Start Material for this task
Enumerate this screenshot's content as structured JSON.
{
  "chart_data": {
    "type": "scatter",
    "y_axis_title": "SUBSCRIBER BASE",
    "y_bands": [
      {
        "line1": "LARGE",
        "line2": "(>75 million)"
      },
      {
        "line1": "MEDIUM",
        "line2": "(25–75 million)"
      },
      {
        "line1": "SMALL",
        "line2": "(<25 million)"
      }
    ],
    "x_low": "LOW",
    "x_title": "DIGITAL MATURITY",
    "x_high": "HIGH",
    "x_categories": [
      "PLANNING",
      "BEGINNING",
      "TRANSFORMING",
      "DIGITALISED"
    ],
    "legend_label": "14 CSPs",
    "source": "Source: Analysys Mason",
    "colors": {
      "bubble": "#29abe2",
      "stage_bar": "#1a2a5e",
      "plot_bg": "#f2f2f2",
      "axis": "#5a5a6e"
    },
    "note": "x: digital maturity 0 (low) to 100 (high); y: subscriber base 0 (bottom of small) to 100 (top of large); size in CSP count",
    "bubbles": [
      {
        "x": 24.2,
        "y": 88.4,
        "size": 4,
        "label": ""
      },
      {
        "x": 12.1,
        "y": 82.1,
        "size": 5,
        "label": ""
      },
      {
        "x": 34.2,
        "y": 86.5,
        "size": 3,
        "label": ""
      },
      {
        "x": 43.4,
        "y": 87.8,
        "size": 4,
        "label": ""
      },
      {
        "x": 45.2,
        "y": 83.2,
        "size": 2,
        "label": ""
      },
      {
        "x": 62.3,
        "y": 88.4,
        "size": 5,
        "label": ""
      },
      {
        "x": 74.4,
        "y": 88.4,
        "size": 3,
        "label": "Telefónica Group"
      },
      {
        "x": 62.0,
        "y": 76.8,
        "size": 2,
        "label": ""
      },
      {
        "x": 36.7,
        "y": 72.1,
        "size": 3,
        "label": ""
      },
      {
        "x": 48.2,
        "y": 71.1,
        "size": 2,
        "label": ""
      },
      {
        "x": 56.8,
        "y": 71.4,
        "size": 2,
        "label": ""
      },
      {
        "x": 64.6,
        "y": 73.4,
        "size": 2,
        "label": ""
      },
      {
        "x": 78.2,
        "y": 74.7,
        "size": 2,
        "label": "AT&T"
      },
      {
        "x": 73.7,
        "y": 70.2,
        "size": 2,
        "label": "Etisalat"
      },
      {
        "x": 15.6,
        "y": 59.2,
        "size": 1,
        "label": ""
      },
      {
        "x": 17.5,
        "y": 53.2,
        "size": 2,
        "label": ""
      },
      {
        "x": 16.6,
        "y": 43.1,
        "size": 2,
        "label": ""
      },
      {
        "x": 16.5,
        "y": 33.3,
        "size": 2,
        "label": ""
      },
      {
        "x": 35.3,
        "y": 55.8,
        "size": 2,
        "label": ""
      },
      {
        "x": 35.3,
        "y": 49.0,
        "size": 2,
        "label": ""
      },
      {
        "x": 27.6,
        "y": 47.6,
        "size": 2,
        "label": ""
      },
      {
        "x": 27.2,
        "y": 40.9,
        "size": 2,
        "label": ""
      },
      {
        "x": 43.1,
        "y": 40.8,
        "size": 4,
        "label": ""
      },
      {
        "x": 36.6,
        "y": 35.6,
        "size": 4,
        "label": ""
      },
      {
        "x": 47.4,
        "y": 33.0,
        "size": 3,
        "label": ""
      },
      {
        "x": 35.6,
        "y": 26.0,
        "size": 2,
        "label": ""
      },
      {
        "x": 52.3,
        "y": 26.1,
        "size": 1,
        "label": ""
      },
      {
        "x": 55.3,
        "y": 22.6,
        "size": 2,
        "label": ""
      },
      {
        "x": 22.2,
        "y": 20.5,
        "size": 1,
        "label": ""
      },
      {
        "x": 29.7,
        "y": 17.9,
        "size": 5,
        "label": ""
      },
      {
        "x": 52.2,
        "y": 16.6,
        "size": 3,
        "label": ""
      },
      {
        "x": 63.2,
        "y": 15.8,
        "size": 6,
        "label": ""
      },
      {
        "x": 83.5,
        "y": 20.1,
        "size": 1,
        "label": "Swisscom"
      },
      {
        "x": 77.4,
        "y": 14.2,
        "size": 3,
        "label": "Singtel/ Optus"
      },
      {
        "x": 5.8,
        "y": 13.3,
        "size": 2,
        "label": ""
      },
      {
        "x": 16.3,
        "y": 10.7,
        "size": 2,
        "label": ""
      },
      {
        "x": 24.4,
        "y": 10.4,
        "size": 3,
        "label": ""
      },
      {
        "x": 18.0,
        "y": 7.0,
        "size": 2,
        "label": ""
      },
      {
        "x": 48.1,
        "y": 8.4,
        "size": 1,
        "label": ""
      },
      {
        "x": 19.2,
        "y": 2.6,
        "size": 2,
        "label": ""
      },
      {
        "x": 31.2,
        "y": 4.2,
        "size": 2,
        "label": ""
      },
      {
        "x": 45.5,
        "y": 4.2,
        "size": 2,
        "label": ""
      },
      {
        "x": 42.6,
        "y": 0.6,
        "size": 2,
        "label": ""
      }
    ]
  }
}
End Material for this task
Start Material for this task
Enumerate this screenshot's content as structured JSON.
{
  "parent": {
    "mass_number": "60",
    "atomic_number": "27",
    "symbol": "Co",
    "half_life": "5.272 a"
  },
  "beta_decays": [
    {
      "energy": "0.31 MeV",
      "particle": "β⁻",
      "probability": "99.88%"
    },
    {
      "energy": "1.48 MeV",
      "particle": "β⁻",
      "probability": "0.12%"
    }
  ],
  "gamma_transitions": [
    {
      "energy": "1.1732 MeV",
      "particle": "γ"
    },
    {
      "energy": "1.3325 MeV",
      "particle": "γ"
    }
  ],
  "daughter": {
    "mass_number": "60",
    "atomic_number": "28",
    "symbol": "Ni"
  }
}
End Material for this task
Start Material for this task
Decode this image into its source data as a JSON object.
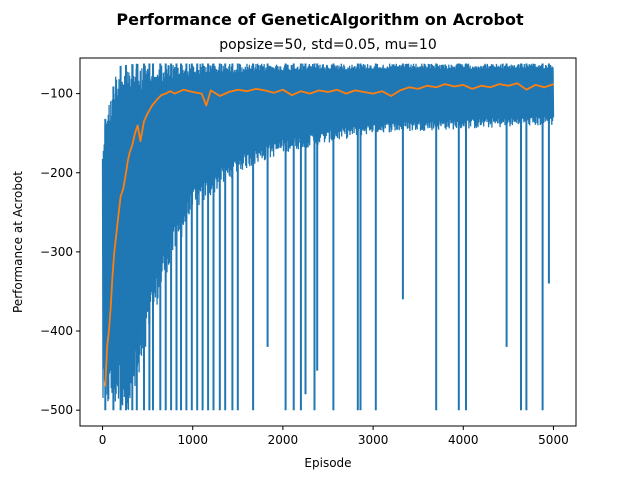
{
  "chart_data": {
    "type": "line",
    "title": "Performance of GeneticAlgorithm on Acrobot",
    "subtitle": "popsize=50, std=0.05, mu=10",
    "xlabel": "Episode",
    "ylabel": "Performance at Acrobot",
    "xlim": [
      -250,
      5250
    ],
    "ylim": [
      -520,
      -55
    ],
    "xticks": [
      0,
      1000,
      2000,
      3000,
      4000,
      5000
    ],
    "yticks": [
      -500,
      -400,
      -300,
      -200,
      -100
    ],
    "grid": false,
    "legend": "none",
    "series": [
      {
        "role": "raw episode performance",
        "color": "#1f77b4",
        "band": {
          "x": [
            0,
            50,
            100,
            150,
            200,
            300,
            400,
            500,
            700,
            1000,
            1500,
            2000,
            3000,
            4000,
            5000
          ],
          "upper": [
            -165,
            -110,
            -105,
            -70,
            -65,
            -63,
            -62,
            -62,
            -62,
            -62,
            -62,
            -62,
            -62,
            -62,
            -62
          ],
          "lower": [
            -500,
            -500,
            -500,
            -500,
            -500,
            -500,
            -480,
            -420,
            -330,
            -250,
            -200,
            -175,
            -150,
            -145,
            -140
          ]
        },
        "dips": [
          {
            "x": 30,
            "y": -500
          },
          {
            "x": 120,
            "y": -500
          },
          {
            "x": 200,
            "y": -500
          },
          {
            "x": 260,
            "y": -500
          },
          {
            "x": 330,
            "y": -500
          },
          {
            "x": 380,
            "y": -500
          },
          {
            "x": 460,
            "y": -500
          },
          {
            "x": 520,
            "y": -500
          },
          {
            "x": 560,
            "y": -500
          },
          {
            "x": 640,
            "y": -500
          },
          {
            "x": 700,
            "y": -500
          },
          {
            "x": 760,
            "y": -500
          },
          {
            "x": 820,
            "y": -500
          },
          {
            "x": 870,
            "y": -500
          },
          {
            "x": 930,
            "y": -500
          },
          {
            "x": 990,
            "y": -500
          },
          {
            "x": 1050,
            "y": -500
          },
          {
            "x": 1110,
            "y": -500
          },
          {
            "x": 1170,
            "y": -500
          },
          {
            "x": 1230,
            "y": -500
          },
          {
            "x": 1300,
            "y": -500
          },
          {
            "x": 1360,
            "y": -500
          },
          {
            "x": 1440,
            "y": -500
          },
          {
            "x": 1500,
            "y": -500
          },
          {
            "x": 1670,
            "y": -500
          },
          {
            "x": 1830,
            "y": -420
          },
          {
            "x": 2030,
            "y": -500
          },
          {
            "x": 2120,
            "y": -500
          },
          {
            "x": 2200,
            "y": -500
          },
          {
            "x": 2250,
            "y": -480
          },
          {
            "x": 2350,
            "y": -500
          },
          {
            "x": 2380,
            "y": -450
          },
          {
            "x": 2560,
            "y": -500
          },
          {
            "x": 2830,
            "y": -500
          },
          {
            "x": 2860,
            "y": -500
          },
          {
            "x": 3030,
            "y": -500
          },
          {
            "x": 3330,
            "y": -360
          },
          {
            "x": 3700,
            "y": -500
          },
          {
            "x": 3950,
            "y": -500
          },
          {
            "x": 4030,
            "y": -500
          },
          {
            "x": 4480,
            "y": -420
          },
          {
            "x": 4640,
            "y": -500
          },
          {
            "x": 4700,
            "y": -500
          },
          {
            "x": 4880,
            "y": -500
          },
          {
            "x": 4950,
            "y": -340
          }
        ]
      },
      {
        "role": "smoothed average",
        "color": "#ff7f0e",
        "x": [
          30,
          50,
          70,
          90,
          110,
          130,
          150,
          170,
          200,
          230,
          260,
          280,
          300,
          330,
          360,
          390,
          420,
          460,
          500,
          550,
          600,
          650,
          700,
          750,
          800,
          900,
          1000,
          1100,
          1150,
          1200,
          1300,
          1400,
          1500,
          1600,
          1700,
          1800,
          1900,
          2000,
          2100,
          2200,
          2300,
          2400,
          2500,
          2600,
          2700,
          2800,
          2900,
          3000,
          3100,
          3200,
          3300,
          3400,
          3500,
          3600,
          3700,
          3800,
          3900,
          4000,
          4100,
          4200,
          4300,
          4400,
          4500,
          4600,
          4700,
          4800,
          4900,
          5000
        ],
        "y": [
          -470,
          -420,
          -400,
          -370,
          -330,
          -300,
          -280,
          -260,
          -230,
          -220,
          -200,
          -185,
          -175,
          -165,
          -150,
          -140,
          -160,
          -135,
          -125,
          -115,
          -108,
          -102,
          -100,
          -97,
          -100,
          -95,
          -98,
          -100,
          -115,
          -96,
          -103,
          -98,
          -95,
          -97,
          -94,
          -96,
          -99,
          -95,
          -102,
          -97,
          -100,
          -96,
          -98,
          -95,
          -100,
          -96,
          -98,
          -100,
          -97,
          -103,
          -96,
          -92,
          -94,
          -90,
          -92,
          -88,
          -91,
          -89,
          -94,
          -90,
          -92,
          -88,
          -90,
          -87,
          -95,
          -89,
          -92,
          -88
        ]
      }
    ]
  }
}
End Material for this task
Among the records above, how many lines carry the string "million"? Reply with the number alone.

# Solution for this exercise
3